Given task: Transcribe every line exactly. Leave the pictures behind.

(Saved data entries)
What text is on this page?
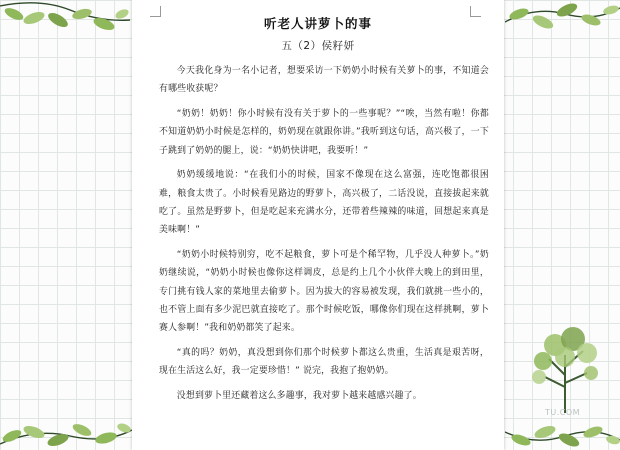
TU.COM
听老人讲萝卜的事
五（2）侯籽妍

今天我化身为一名小记者，想要采访一下奶奶小时候有关萝卜的事，不知道会有哪些收获呢？

“奶奶！奶奶！你小时候有没有关于萝卜的一些事呢？”“唉，当然有啦！你都不知道奶奶小时候是怎样的，奶奶现在就跟你讲。”我听到这句话，高兴极了，一下子跳到了奶奶的腿上，说：“奶奶快讲吧，我要听！”

奶奶缓缓地说：“在我们小的时候，国家不像现在这么富强，连吃饱都很困难，粮食太贵了。小时候看见路边的野萝卜，高兴极了，二话没说，直接拔起来就吃了。虽然是野萝卜，但是吃起来充满水分，还带着些辣辣的味道，回想起来真是美味啊！”

“奶奶小时候特别穷，吃不起粮食，萝卜可是个稀罕物，几乎没人种萝卜。”奶奶继续说，“奶奶小时候也像你这样调皮，总是约上几个小伙伴大晚上的到田里，专门挑有钱人家的菜地里去偷萝卜。因为拔大的容易被发现，我们就挑一些小的，也不管上面有多少泥巴就直接吃了。那个时候吃饭，哪像你们现在这样挑啊，萝卜赛人参啊！”我和奶奶都笑了起来。

“真的吗？奶奶，真没想到你们那个时候萝卜都这么贵重，生活真是艰苦呀，现在生活这么好，我一定要珍惜！” 说完，我抱了抱奶奶。

没想到萝卜里还藏着这么多趣事，我对萝卜越来越感兴趣了。
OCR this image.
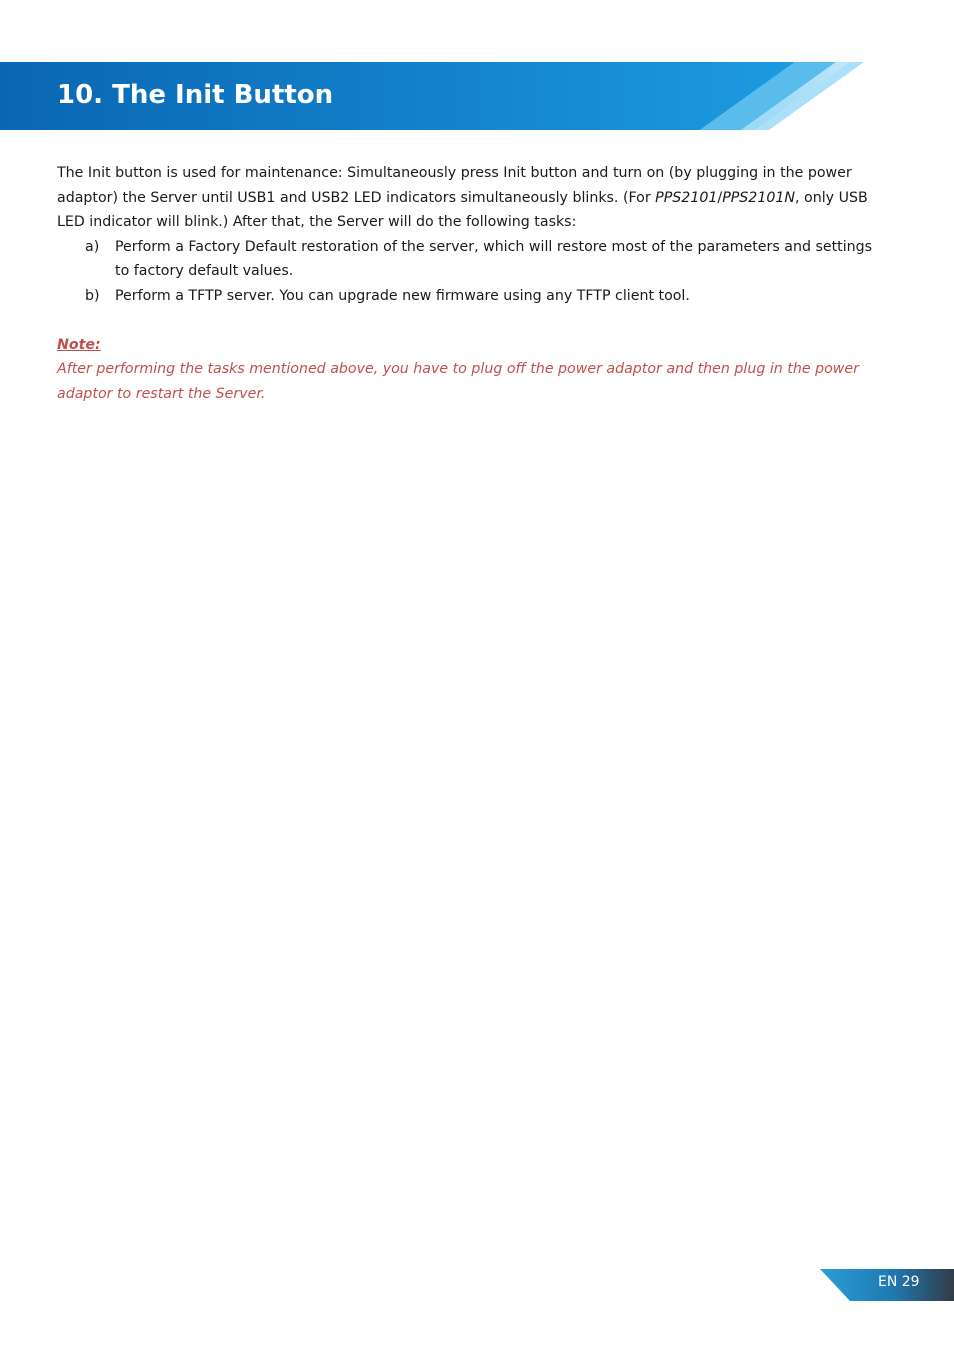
10. The Init Button

The Init button is used for maintenance: Simultaneously press Init button and turn on (by plugging in the power adaptor) the Server until USB1 and USB2 LED indicators simultaneously blinks. (For PPS2101/PPS2101N, only USB LED indicator will blink.) After that, the Server will do the following tasks:

a)	Perform a Factory Default restoration of the server, which will restore most of the parameters and settings to factory default values.
b)	Perform a TFTP server. You can upgrade new firmware using any TFTP client tool.
Note:
After performing the tasks mentioned above, you have to plug off the power adaptor and then plug in the power adaptor to restart the Server.
EN 29
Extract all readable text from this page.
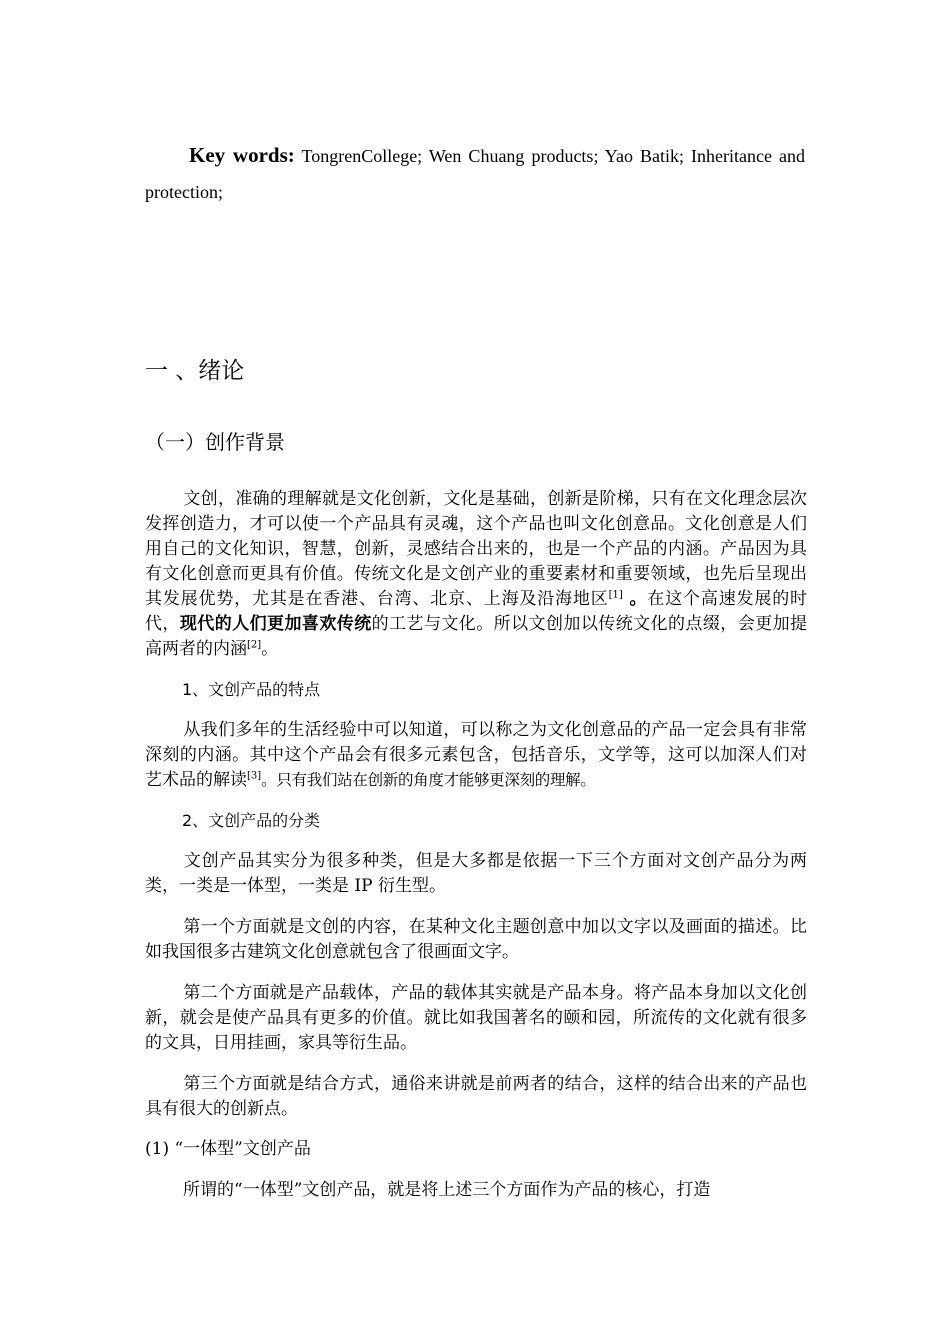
Key words: TongrenCollege; Wen Chuang products; Yao Batik; Inheritance and protection;
一 、绪论
（一）创作背景
文创，准确的理解就是文化创新，文化是基础，创新是阶梯，只有在文化理念层次发挥创造力，才可以使一个产品具有灵魂，这个产品也叫文化创意品。文化创意是人们用自己的文化知识，智慧，创新，灵感结合出来的，也是一个产品的内涵。产品因为具有文化创意而更具有价值。传统文化是文创产业的重要素材和重要领域，也先后呈现出其发展优势，尤其是在香港、台湾、北京、上海及沿海地区[1] 。在这个高速发展的时代，现代的人们更加喜欢传统的工艺与文化。所以文创加以传统文化的点缀，会更加提高两者的内涵[2]。
1、文创产品的特点
从我们多年的生活经验中可以知道，可以称之为文化创意品的产品一定会具有非常深刻的内涵。其中这个产品会有很多元素包含，包括音乐，文学等，这可以加深人们对艺术品的解读[3]。只有我们站在创新的角度才能够更深刻的理解。
2、文创产品的分类
文创产品其实分为很多种类，但是大多都是依据一下三个方面对文创产品分为两类，一类是一体型，一类是 IP 衍生型。
第一个方面就是文创的内容，在某种文化主题创意中加以文字以及画面的描述。比如我国很多古建筑文化创意就包含了很画面文字。
第二个方面就是产品载体，产品的载体其实就是产品本身。将产品本身加以文化创新，就会是使产品具有更多的价值。就比如我国著名的颐和园，所流传的文化就有很多的文具，日用挂画，家具等衍生品。
第三个方面就是结合方式，通俗来讲就是前两者的结合，这样的结合出来的产品也具有很大的创新点。
(1) “一体型”文创产品
所谓的“一体型”文创产品，就是将上述三个方面作为产品的核心，打造
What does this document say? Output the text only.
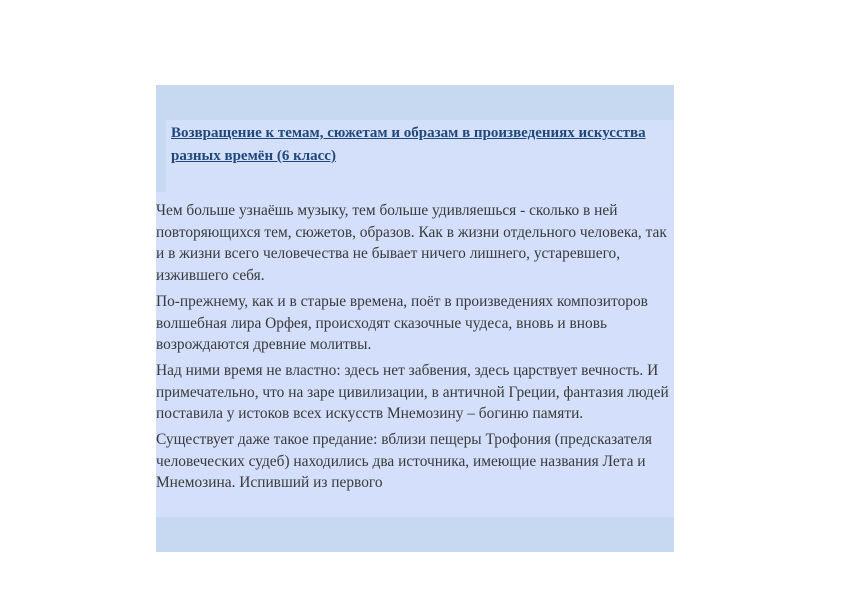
Возвращение к темам, сюжетам и образам в произведениях искусства разных времён (6 класс)

Чем больше узнаёшь музыку, тем больше удивляешься - сколько в ней повторяющихся тем, сюжетов, образов. Как в жизни отдельного человека, так и в жизни всего человечества не бывает ничего лишнего, устаревшего, изжившего себя.

По-прежнему, как и в старые времена, поёт в произведениях композиторов волшебная лира Орфея, происходят сказочные чудеса, вновь и вновь возрождаются древние молитвы.

Над ними время не властно: здесь нет забвения, здесь царствует вечность. И примечательно, что на заре цивилизации, в античной Греции, фантазия людей поставила у истоков всех искусств Мнемозину – богиню памяти.

Существует даже такое предание: вблизи пещеры Трофония (предсказателя человеческих судеб) находились два источника, имеющие названия Лета и Мнемозина. Испивший из первого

Solution to the exercise:
What text is on this page?
TU.COM
听老人讲萝卜的事
五（2）侯籽妍

今天我化身为一名小记者，想要采访一下奶奶小时候有关萝卜的事，不知道会有哪些收获呢？

“奶奶！奶奶！你小时候有没有关于萝卜的一些事呢？”“唉，当然有啦！你都不知道奶奶小时候是怎样的，奶奶现在就跟你讲。”我听到这句话，高兴极了，一下子跳到了奶奶的腿上，说：“奶奶快讲吧，我要听！”

奶奶缓缓地说：“在我们小的时候，国家不像现在这么富强，连吃饱都很困难，粮食太贵了。小时候看见路边的野萝卜，高兴极了，二话没说，直接拔起来就吃了。虽然是野萝卜，但是吃起来充满水分，还带着些辣辣的味道，回想起来真是美味啊！”

“奶奶小时候特别穷，吃不起粮食，萝卜可是个稀罕物，几乎没人种萝卜。”奶奶继续说，“奶奶小时候也像你这样调皮，总是约上几个小伙伴大晚上的到田里，专门挑有钱人家的菜地里去偷萝卜。因为拔大的容易被发现，我们就挑一些小的，也不管上面有多少泥巴就直接吃了。那个时候吃饭，哪像你们现在这样挑啊，萝卜赛人参啊！”我和奶奶都笑了起来。

“真的吗？奶奶，真没想到你们那个时候萝卜都这么贵重，生活真是艰苦呀，现在生活这么好，我一定要珍惜！” 说完，我抱了抱奶奶。

没想到萝卜里还藏着这么多趣事，我对萝卜越来越感兴趣了。
OCR this image.
10. The Init Button

The Init button is used for maintenance: Simultaneously press Init button and turn on (by plugging in the power adaptor) the Server until USB1 and USB2 LED indicators simultaneously blinks. (For PPS2101/PPS2101N, only USB LED indicator will blink.) After that, the Server will do the following tasks:

a)	Perform a Factory Default restoration of the server, which will restore most of the parameters and settings to factory default values.
b)	Perform a TFTP server. You can upgrade new firmware using any TFTP client tool.
Note:
After performing the tasks mentioned above, you have to plug off the power adaptor and then plug in the power adaptor to restart the Server.
EN 29
Extract all readable text from this page.
Key words: TongrenCollege; Wen Chuang products; Yao Batik; Inheritance and protection;
一 、绪论
（一）创作背景
文创，准确的理解就是文化创新，文化是基础，创新是阶梯，只有在文化理念层次发挥创造力，才可以使一个产品具有灵魂，这个产品也叫文化创意品。文化创意是人们用自己的文化知识，智慧，创新，灵感结合出来的，也是一个产品的内涵。产品因为具有文化创意而更具有价值。传统文化是文创产业的重要素材和重要领域，也先后呈现出其发展优势，尤其是在香港、台湾、北京、上海及沿海地区[1] 。在这个高速发展的时代，现代的人们更加喜欢传统的工艺与文化。所以文创加以传统文化的点缀，会更加提高两者的内涵[2]。
1、文创产品的特点
从我们多年的生活经验中可以知道，可以称之为文化创意品的产品一定会具有非常深刻的内涵。其中这个产品会有很多元素包含，包括音乐，文学等，这可以加深人们对艺术品的解读[3]。只有我们站在创新的角度才能够更深刻的理解。
2、文创产品的分类
文创产品其实分为很多种类，但是大多都是依据一下三个方面对文创产品分为两类，一类是一体型，一类是 IP 衍生型。
第一个方面就是文创的内容，在某种文化主题创意中加以文字以及画面的描述。比如我国很多古建筑文化创意就包含了很画面文字。
第二个方面就是产品载体，产品的载体其实就是产品本身。将产品本身加以文化创新，就会是使产品具有更多的价值。就比如我国著名的颐和园，所流传的文化就有很多的文具，日用挂画，家具等衍生品。
第三个方面就是结合方式，通俗来讲就是前两者的结合，这样的结合出来的产品也具有很大的创新点。
(1) “一体型”文创产品
所谓的“一体型”文创产品，就是将上述三个方面作为产品的核心，打造
What does this document say? Output the text only.
Возвращение к темам, сюжетам и образам в произведениях искусства разных времён (6 класс)

Чем больше узнаёшь музыку, тем больше удивляешься - сколько в ней повторяющихся тем, сюжетов, образов. Как в жизни отдельного человека, так и в жизни всего человечества не бывает ничего лишнего, устаревшего, изжившего себя.

По-прежнему, как и в старые времена, поёт в произведениях композиторов волшебная лира Орфея, происходят сказочные чудеса, вновь и вновь возрождаются древние молитвы.

Над ними время не властно: здесь нет забвения, здесь царствует вечность. И примечательно, что на заре цивилизации, в античной Греции, фантазия людей поставила у истоков всех искусств Мнемозину – богиню памяти.

Существует даже такое предание: вблизи пещеры Трофония (предсказателя человеческих судеб) находились два источника, имеющие названия Лета и Мнемозина. Испивший из первого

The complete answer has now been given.